## REQUIRED WORK
Look through the listing for the word "support". Copy each line that has it.

Dataset rows:
------------
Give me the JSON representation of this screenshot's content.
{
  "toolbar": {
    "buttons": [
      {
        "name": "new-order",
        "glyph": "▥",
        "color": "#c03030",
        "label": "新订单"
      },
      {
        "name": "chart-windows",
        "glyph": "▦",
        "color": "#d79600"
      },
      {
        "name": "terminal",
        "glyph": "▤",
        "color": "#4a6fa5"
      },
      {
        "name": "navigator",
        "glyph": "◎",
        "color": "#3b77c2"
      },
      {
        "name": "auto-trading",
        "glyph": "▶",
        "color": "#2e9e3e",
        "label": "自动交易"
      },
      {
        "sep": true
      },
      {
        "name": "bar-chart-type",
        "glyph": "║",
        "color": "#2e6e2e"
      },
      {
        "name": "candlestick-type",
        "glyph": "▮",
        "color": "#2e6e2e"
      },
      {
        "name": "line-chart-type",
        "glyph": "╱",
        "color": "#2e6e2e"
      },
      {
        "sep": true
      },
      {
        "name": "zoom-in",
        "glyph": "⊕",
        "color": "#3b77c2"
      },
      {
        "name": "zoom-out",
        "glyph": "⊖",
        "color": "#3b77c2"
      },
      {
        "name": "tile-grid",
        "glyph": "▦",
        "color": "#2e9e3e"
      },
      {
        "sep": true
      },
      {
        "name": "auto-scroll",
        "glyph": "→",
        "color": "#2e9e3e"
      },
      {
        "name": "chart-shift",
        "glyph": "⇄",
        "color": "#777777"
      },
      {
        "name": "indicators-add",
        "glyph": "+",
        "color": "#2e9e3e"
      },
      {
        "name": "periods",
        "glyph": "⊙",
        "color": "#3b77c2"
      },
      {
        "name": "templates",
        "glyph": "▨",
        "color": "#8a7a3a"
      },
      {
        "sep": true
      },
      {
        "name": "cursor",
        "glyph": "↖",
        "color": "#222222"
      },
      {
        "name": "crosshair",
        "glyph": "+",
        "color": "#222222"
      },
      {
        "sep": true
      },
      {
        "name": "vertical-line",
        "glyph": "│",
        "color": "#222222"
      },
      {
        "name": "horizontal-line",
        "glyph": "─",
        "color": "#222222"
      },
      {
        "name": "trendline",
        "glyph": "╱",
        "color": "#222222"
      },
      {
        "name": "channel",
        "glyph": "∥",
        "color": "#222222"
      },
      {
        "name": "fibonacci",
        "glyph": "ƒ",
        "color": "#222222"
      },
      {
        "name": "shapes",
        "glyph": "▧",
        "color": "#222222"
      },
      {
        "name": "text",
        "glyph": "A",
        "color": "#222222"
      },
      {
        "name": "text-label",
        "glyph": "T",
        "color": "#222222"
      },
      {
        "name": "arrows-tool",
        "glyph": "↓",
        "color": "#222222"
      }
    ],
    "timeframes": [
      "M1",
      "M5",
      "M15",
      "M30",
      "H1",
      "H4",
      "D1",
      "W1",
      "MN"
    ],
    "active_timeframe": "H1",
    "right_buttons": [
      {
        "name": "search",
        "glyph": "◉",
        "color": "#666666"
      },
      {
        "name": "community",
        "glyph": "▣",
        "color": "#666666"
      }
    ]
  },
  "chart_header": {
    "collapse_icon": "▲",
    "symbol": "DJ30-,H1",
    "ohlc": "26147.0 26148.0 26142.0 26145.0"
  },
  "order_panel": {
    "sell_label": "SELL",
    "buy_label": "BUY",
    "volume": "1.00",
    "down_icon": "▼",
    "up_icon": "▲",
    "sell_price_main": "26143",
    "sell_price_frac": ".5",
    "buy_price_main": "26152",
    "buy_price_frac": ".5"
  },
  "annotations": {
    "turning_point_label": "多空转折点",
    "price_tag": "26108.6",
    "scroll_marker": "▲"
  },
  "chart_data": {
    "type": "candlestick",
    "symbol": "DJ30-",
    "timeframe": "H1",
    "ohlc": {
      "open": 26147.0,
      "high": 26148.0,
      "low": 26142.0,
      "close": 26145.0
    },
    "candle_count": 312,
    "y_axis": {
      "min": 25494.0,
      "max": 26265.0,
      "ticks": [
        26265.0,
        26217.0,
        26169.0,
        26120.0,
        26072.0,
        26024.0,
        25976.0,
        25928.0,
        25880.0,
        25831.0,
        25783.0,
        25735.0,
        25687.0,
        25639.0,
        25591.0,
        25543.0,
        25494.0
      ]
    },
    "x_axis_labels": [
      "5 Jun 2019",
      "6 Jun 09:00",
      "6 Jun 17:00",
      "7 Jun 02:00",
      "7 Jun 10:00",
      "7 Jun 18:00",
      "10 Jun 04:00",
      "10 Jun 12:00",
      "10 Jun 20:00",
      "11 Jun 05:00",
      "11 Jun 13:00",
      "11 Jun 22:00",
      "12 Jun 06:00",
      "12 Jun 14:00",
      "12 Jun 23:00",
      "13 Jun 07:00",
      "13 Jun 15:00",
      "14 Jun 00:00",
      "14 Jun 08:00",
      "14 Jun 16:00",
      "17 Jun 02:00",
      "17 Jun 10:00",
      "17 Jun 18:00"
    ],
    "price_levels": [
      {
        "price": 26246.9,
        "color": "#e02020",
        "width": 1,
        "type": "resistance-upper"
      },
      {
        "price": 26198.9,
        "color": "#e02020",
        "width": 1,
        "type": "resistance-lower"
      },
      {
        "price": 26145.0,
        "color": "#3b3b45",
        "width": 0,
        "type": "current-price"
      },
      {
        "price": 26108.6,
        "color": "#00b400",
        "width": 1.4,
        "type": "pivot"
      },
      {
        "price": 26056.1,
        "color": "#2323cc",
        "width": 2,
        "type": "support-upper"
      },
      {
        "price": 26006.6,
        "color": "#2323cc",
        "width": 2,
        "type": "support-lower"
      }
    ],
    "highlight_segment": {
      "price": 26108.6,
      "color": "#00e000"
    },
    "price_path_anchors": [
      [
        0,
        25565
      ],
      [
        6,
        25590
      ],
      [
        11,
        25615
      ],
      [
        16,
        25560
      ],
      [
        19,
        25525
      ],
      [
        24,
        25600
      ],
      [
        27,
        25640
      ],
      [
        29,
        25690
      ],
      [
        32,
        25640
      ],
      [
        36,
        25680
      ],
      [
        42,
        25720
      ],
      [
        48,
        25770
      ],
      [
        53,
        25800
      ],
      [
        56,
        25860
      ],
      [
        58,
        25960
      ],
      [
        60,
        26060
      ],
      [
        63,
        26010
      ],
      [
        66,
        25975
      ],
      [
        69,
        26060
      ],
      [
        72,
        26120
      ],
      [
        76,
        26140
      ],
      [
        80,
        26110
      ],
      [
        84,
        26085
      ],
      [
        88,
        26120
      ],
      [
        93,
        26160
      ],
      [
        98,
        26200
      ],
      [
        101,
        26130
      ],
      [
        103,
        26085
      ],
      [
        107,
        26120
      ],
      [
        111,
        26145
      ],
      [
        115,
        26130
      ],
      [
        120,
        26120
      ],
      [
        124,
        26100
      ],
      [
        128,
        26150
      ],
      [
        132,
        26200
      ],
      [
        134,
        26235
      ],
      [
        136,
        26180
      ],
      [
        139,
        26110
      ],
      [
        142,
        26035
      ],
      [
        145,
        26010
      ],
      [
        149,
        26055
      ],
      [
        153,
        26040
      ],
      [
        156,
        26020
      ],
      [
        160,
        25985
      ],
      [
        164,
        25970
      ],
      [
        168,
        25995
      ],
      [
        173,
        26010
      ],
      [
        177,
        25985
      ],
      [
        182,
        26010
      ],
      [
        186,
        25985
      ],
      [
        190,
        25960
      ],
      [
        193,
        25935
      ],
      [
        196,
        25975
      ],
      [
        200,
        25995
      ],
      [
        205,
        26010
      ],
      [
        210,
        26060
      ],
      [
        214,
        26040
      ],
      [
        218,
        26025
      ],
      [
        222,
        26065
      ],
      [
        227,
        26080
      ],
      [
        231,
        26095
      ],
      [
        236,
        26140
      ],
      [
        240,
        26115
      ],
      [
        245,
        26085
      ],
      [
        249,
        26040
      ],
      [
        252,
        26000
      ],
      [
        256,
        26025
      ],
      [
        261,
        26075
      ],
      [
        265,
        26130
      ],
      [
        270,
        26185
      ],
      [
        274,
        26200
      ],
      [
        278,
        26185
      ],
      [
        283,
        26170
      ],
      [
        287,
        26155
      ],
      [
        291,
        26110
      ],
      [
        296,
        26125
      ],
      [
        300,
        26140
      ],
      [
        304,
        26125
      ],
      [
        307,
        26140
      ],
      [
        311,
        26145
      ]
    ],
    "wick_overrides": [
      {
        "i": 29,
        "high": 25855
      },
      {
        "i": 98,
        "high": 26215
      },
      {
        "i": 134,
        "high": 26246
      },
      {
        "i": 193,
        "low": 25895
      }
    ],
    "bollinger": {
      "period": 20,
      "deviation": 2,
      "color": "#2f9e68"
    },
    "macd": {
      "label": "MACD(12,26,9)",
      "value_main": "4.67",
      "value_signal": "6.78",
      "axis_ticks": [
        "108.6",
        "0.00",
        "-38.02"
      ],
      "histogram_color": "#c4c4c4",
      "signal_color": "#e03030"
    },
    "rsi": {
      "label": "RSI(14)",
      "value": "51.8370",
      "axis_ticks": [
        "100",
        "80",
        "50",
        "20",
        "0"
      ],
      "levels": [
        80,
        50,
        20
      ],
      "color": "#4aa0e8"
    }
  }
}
------------
## EXERCISE ANSWER
        "type": "support-upper"
        "type": "support-lower"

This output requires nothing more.